Please transcribe the records below line for line, with no changes, and leave out the pictures.

PROVIDED DATA:
## Begin

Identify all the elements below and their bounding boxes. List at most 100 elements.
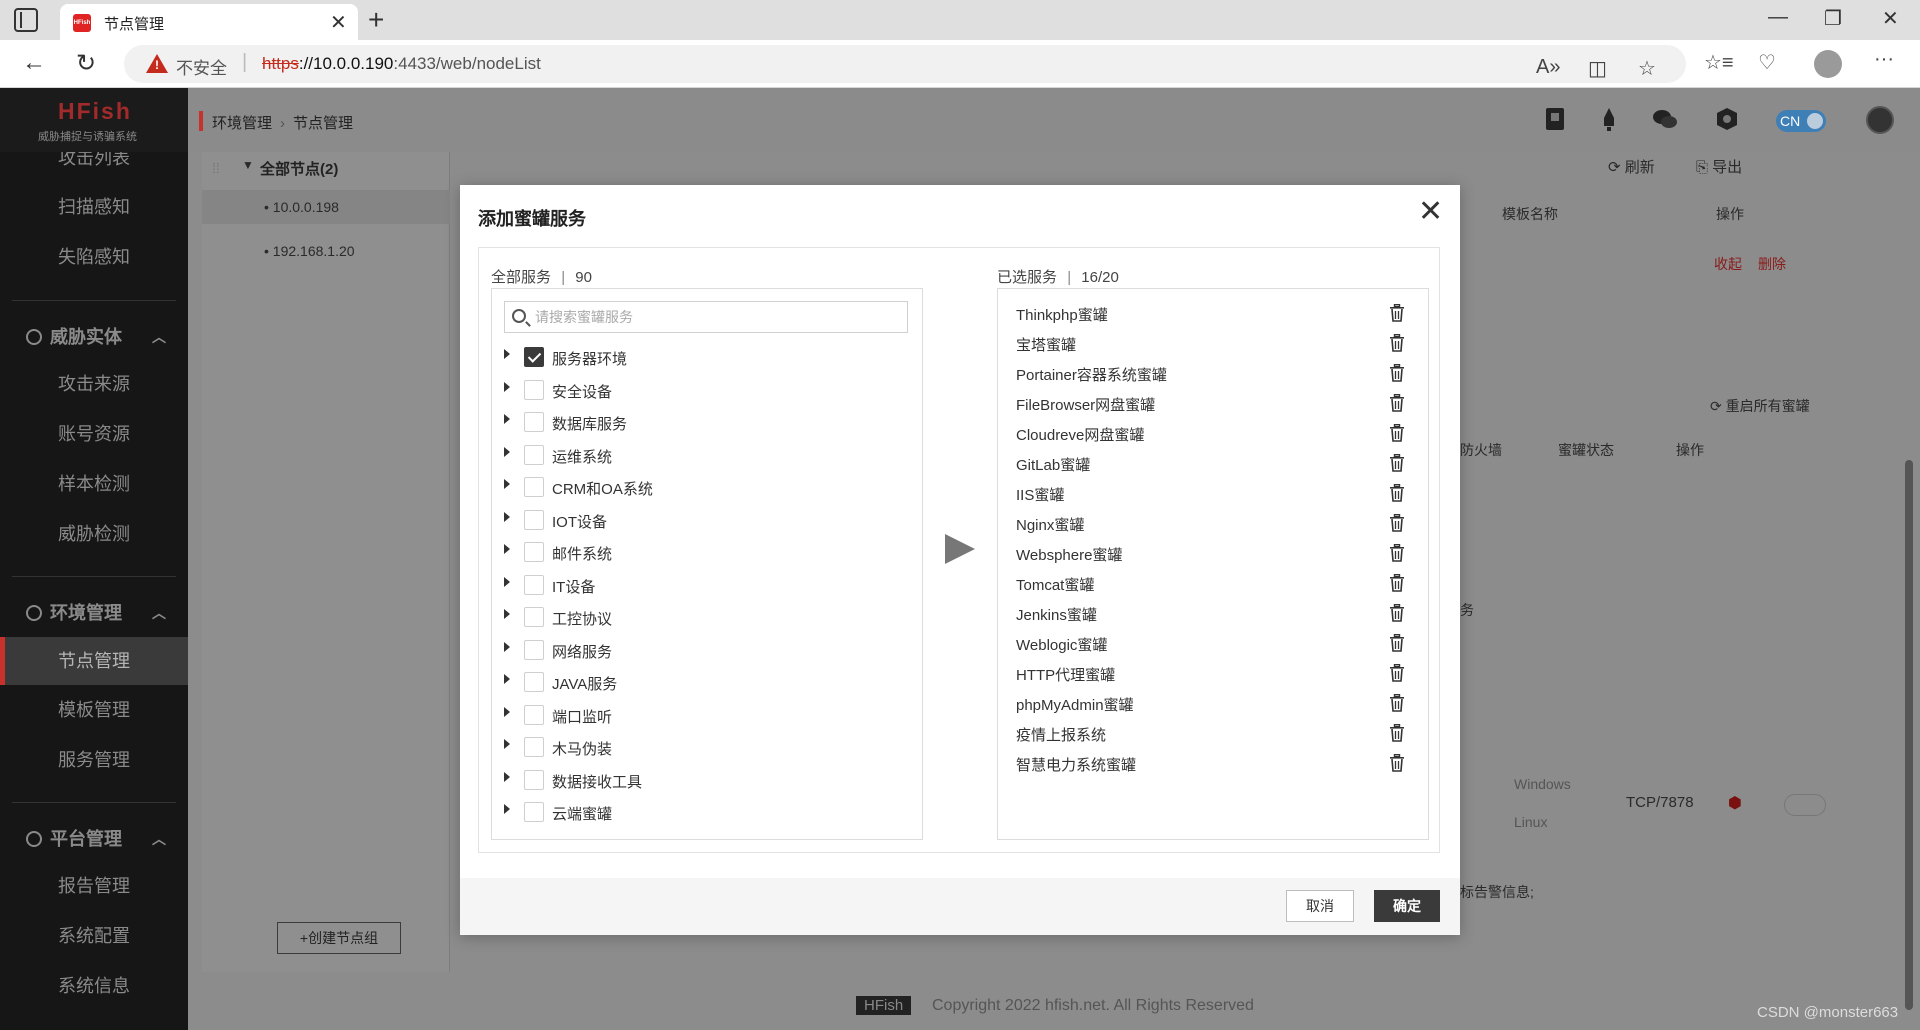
app-logo-area[interactable]: HFish 威胁捕捉与诱骗系统 bbox=[0, 88, 188, 152]
rocket-icon[interactable] bbox=[1596, 106, 1622, 132]
sidebar-item-template[interactable]: 模板管理 bbox=[0, 686, 188, 734]
category-checkbox[interactable] bbox=[524, 444, 544, 465]
category-checkbox[interactable] bbox=[524, 542, 544, 562]
browser-essentials-icon[interactable]: ♡ bbox=[1758, 50, 1776, 75]
caret-right-icon[interactable] bbox=[504, 544, 510, 554]
delete-link[interactable]: 删除 bbox=[1758, 254, 1786, 274]
sidebar-item-service[interactable]: 服务管理 bbox=[0, 736, 188, 784]
category-checkbox[interactable] bbox=[524, 412, 544, 432]
caret-right-icon[interactable] bbox=[504, 706, 510, 717]
category-item[interactable]: 数据接收工具 bbox=[492, 764, 912, 796]
create-node-group-button[interactable]: +创建节点组 bbox=[277, 922, 401, 954]
trash-icon[interactable] bbox=[1389, 604, 1405, 622]
category-checkbox[interactable] bbox=[524, 802, 544, 822]
category-checkbox[interactable] bbox=[524, 704, 544, 725]
category-item[interactable]: 木马伪装 bbox=[492, 731, 912, 763]
sidebar-item-compromise[interactable]: 失陷感知 bbox=[0, 233, 188, 281]
favorite-star-icon[interactable]: ☆ bbox=[1638, 56, 1656, 81]
split-screen-icon[interactable]: ◫ bbox=[1588, 56, 1607, 81]
tree-node[interactable]: • 10.0.0.198 bbox=[202, 190, 450, 224]
category-item[interactable]: 网络服务 bbox=[492, 634, 912, 666]
caret-right-icon[interactable] bbox=[504, 804, 510, 814]
search-input[interactable] bbox=[535, 307, 895, 327]
page-scrollbar[interactable] bbox=[1905, 460, 1913, 1010]
confirm-button[interactable]: 确定 bbox=[1374, 890, 1440, 922]
category-checkbox[interactable] bbox=[524, 769, 544, 790]
category-checkbox[interactable] bbox=[524, 379, 544, 400]
sidebar-group-threat-entity[interactable]: 威胁实体 ︿ bbox=[0, 313, 188, 361]
caret-right-icon[interactable] bbox=[504, 641, 510, 652]
trash-icon[interactable] bbox=[1389, 664, 1405, 682]
category-item[interactable]: IT设备 bbox=[492, 569, 912, 601]
category-item[interactable]: 服务器环境 bbox=[492, 341, 912, 373]
caret-right-icon[interactable] bbox=[504, 511, 510, 522]
category-item[interactable]: 端口监听 bbox=[492, 699, 912, 731]
category-item[interactable]: 运维系统 bbox=[492, 439, 912, 471]
category-item[interactable]: 工控协议 bbox=[492, 601, 912, 633]
close-icon[interactable]: ✕ bbox=[1418, 197, 1443, 227]
user-avatar[interactable] bbox=[1866, 106, 1894, 134]
category-checkbox[interactable] bbox=[524, 607, 544, 627]
trash-icon[interactable] bbox=[1389, 334, 1405, 352]
sidebar-item-report[interactable]: 报告管理 bbox=[0, 862, 188, 910]
trash-icon[interactable] bbox=[1389, 754, 1405, 772]
sidebar-item-scan[interactable]: 扫描感知 bbox=[0, 183, 188, 231]
category-checkbox[interactable] bbox=[524, 737, 544, 757]
wechat-icon[interactable] bbox=[1652, 106, 1678, 132]
restore-icon[interactable]: ❐ bbox=[1824, 6, 1842, 31]
category-checkbox[interactable] bbox=[524, 509, 544, 530]
trash-icon[interactable] bbox=[1389, 454, 1405, 472]
tree-root-label[interactable]: 全部节点(2) bbox=[260, 158, 338, 179]
reload-icon[interactable]: ↻ bbox=[76, 49, 96, 78]
category-item[interactable]: 数据库服务 bbox=[492, 406, 912, 438]
collapse-link[interactable]: 收起 bbox=[1714, 254, 1742, 274]
category-checkbox[interactable] bbox=[524, 574, 544, 595]
sidebar-item-attack-source[interactable]: 攻击来源 bbox=[0, 360, 188, 408]
url-text[interactable]: https://10.0.0.190:4433/web/nodeList bbox=[262, 54, 541, 74]
new-tab-icon[interactable]: + bbox=[368, 4, 384, 36]
category-item[interactable]: 安全设备 bbox=[492, 374, 912, 406]
caret-right-icon[interactable] bbox=[504, 349, 510, 359]
service-search[interactable] bbox=[504, 301, 908, 333]
sidebar-item-threat-detect[interactable]: 威胁检测 bbox=[0, 510, 188, 558]
close-tab-icon[interactable]: ✕ bbox=[330, 10, 347, 35]
category-item[interactable]: CRM和OA系统 bbox=[492, 471, 912, 503]
category-item[interactable]: 云端蜜罐 bbox=[492, 796, 912, 828]
sidebar-item-sysinfo[interactable]: 系统信息 bbox=[0, 962, 188, 1010]
trash-icon[interactable] bbox=[1389, 514, 1405, 532]
book-icon[interactable] bbox=[1542, 106, 1568, 132]
trash-icon[interactable] bbox=[1389, 574, 1405, 592]
trash-icon[interactable] bbox=[1389, 724, 1405, 742]
trash-icon[interactable] bbox=[1389, 394, 1405, 412]
trash-icon[interactable] bbox=[1389, 364, 1405, 382]
sidebar-group-env[interactable]: 环境管理 ︿ bbox=[0, 589, 188, 637]
category-checkbox[interactable] bbox=[524, 477, 544, 497]
caret-right-icon[interactable] bbox=[504, 771, 510, 782]
caret-right-icon[interactable] bbox=[504, 446, 510, 457]
minimize-icon[interactable]: — bbox=[1768, 6, 1788, 29]
language-toggle[interactable]: CN bbox=[1776, 110, 1826, 132]
export-button[interactable]: ⎘ 导出 bbox=[1696, 156, 1742, 177]
caret-right-icon[interactable] bbox=[504, 576, 510, 587]
sidebar-item-sample[interactable]: 样本检测 bbox=[0, 460, 188, 508]
restart-all-button[interactable]: ⟳ 重启所有蜜罐 bbox=[1710, 396, 1810, 416]
service-toggle[interactable] bbox=[1784, 794, 1826, 816]
address-bar[interactable]: ! 不安全 | https://10.0.0.190:4433/web/node… bbox=[124, 45, 1686, 83]
browser-tab[interactable]: HFish 节点管理 ✕ bbox=[60, 4, 358, 40]
trash-icon[interactable] bbox=[1389, 544, 1405, 562]
breadcrumb-item[interactable]: 环境管理 bbox=[212, 115, 272, 132]
tree-node[interactable]: • 192.168.1.20 bbox=[202, 234, 450, 268]
category-checkbox[interactable] bbox=[524, 672, 544, 692]
sidebar-item-account[interactable]: 账号资源 bbox=[0, 410, 188, 458]
read-aloud-icon[interactable]: A» bbox=[1536, 56, 1560, 79]
tab-actions-icon[interactable] bbox=[14, 8, 38, 32]
sidebar-item-node-manage[interactable]: 节点管理 bbox=[0, 637, 188, 685]
trash-icon[interactable] bbox=[1389, 484, 1405, 502]
hexagon-settings-icon[interactable] bbox=[1714, 106, 1740, 132]
caret-right-icon[interactable] bbox=[504, 479, 510, 489]
sidebar-item-config[interactable]: 系统配置 bbox=[0, 912, 188, 960]
sidebar-group-platform[interactable]: 平台管理 ︿ bbox=[0, 815, 188, 863]
caret-right-icon[interactable] bbox=[504, 381, 510, 392]
caret-right-icon[interactable] bbox=[504, 609, 510, 619]
close-window-icon[interactable]: ✕ bbox=[1882, 6, 1899, 31]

## End

RESPONSE TO THE TASK:
Identify all the elements below and their bounding boxes. List at most 100 elements.
app-logo-area[interactable]: HFish 威胁捕捉与诱骗系统 bbox=[0, 88, 188, 152]
rocket-icon[interactable] bbox=[1596, 106, 1622, 132]
sidebar-item-template[interactable]: 模板管理 bbox=[0, 686, 188, 734]
category-checkbox[interactable] bbox=[524, 444, 544, 465]
category-checkbox[interactable] bbox=[524, 542, 544, 562]
browser-essentials-icon[interactable]: ♡ bbox=[1758, 50, 1776, 75]
caret-right-icon[interactable] bbox=[504, 544, 510, 554]
delete-link[interactable]: 删除 bbox=[1758, 254, 1786, 274]
sidebar-item-service[interactable]: 服务管理 bbox=[0, 736, 188, 784]
category-checkbox[interactable] bbox=[524, 412, 544, 432]
caret-right-icon[interactable] bbox=[504, 706, 510, 717]
category-item[interactable]: 数据接收工具 bbox=[492, 764, 912, 796]
create-node-group-button[interactable]: +创建节点组 bbox=[277, 922, 401, 954]
trash-icon[interactable] bbox=[1389, 604, 1405, 622]
category-checkbox[interactable] bbox=[524, 802, 544, 822]
category-checkbox[interactable] bbox=[524, 704, 544, 725]
category-item[interactable]: 木马伪装 bbox=[492, 731, 912, 763]
sidebar-item-compromise[interactable]: 失陷感知 bbox=[0, 233, 188, 281]
favorite-star-icon[interactable]: ☆ bbox=[1638, 56, 1656, 81]
split-screen-icon[interactable]: ◫ bbox=[1588, 56, 1607, 81]
tree-node[interactable]: • 10.0.0.198 bbox=[202, 190, 450, 224]
category-item[interactable]: 网络服务 bbox=[492, 634, 912, 666]
caret-right-icon[interactable] bbox=[504, 804, 510, 814]
search-input[interactable] bbox=[535, 307, 895, 327]
page-scrollbar[interactable] bbox=[1905, 460, 1913, 1010]
confirm-button[interactable]: 确定 bbox=[1374, 890, 1440, 922]
category-checkbox[interactable] bbox=[524, 769, 544, 790]
category-checkbox[interactable] bbox=[524, 379, 544, 400]
sidebar-group-threat-entity[interactable]: 威胁实体 ︿ bbox=[0, 313, 188, 361]
caret-right-icon[interactable] bbox=[504, 641, 510, 652]
trash-icon[interactable] bbox=[1389, 664, 1405, 682]
category-item[interactable]: IT设备 bbox=[492, 569, 912, 601]
category-item[interactable]: 服务器环境 bbox=[492, 341, 912, 373]
caret-right-icon[interactable] bbox=[504, 511, 510, 522]
category-item[interactable]: 端口监听 bbox=[492, 699, 912, 731]
category-item[interactable]: 运维系统 bbox=[492, 439, 912, 471]
category-item[interactable]: 工控协议 bbox=[492, 601, 912, 633]
close-icon[interactable]: ✕ bbox=[1418, 197, 1443, 227]
user-avatar[interactable] bbox=[1866, 106, 1894, 134]
category-checkbox[interactable] bbox=[524, 607, 544, 627]
trash-icon[interactable] bbox=[1389, 334, 1405, 352]
sidebar-item-report[interactable]: 报告管理 bbox=[0, 862, 188, 910]
trash-icon[interactable] bbox=[1389, 754, 1405, 772]
sidebar-item-scan[interactable]: 扫描感知 bbox=[0, 183, 188, 231]
category-checkbox[interactable] bbox=[524, 737, 544, 757]
wechat-icon[interactable] bbox=[1652, 106, 1678, 132]
restore-icon[interactable]: ❐ bbox=[1824, 6, 1842, 31]
category-checkbox[interactable] bbox=[524, 509, 544, 530]
trash-icon[interactable] bbox=[1389, 454, 1405, 472]
tree-root-label[interactable]: 全部节点(2) bbox=[260, 158, 338, 179]
reload-icon[interactable]: ↻ bbox=[76, 49, 96, 78]
category-item[interactable]: 数据库服务 bbox=[492, 406, 912, 438]
collapse-link[interactable]: 收起 bbox=[1714, 254, 1742, 274]
category-checkbox[interactable] bbox=[524, 574, 544, 595]
sidebar-item-attack-source[interactable]: 攻击来源 bbox=[0, 360, 188, 408]
url-text[interactable]: https://10.0.0.190:4433/web/nodeList bbox=[262, 54, 541, 74]
new-tab-icon[interactable]: + bbox=[368, 4, 384, 36]
category-item[interactable]: 安全设备 bbox=[492, 374, 912, 406]
caret-right-icon[interactable] bbox=[504, 349, 510, 359]
service-search[interactable] bbox=[504, 301, 908, 333]
sidebar-item-threat-detect[interactable]: 威胁检测 bbox=[0, 510, 188, 558]
close-tab-icon[interactable]: ✕ bbox=[330, 10, 347, 35]
category-item[interactable]: CRM和OA系统 bbox=[492, 471, 912, 503]
category-item[interactable]: 云端蜜罐 bbox=[492, 796, 912, 828]
sidebar-item-sysinfo[interactable]: 系统信息 bbox=[0, 962, 188, 1010]
trash-icon[interactable] bbox=[1389, 514, 1405, 532]
book-icon[interactable] bbox=[1542, 106, 1568, 132]
trash-icon[interactable] bbox=[1389, 574, 1405, 592]
trash-icon[interactable] bbox=[1389, 724, 1405, 742]
trash-icon[interactable] bbox=[1389, 394, 1405, 412]
trash-icon[interactable] bbox=[1389, 364, 1405, 382]
sidebar-group-env[interactable]: 环境管理 ︿ bbox=[0, 589, 188, 637]
category-checkbox[interactable] bbox=[524, 477, 544, 497]
caret-right-icon[interactable] bbox=[504, 771, 510, 782]
caret-right-icon[interactable] bbox=[504, 446, 510, 457]
minimize-icon[interactable]: — bbox=[1768, 6, 1788, 29]
language-toggle[interactable]: CN bbox=[1776, 110, 1826, 132]
export-button[interactable]: ⎘ 导出 bbox=[1696, 156, 1742, 177]
caret-right-icon[interactable] bbox=[504, 576, 510, 587]
sidebar-item-sample[interactable]: 样本检测 bbox=[0, 460, 188, 508]
restart-all-button[interactable]: ⟳ 重启所有蜜罐 bbox=[1710, 396, 1810, 416]
service-toggle[interactable] bbox=[1784, 794, 1826, 816]
address-bar[interactable]: ! 不安全 | https://10.0.0.190:4433/web/node… bbox=[124, 45, 1686, 83]
browser-tab[interactable]: HFish 节点管理 ✕ bbox=[60, 4, 358, 40]
trash-icon[interactable] bbox=[1389, 544, 1405, 562]
breadcrumb-item[interactable]: 环境管理 bbox=[212, 115, 272, 132]
tree-node[interactable]: • 192.168.1.20 bbox=[202, 234, 450, 268]
category-checkbox[interactable] bbox=[524, 672, 544, 692]
sidebar-item-account[interactable]: 账号资源 bbox=[0, 410, 188, 458]
read-aloud-icon[interactable]: A» bbox=[1536, 56, 1560, 79]
tab-actions-icon[interactable] bbox=[14, 8, 38, 32]
sidebar-item-node-manage[interactable]: 节点管理 bbox=[0, 637, 188, 685]
trash-icon[interactable] bbox=[1389, 484, 1405, 502]
hexagon-settings-icon[interactable] bbox=[1714, 106, 1740, 132]
caret-right-icon[interactable] bbox=[504, 479, 510, 489]
sidebar-item-config[interactable]: 系统配置 bbox=[0, 912, 188, 960]
sidebar-group-platform[interactable]: 平台管理 ︿ bbox=[0, 815, 188, 863]
caret-right-icon[interactable] bbox=[504, 381, 510, 392]
caret-right-icon[interactable] bbox=[504, 609, 510, 619]
close-window-icon[interactable]: ✕ bbox=[1882, 6, 1899, 31]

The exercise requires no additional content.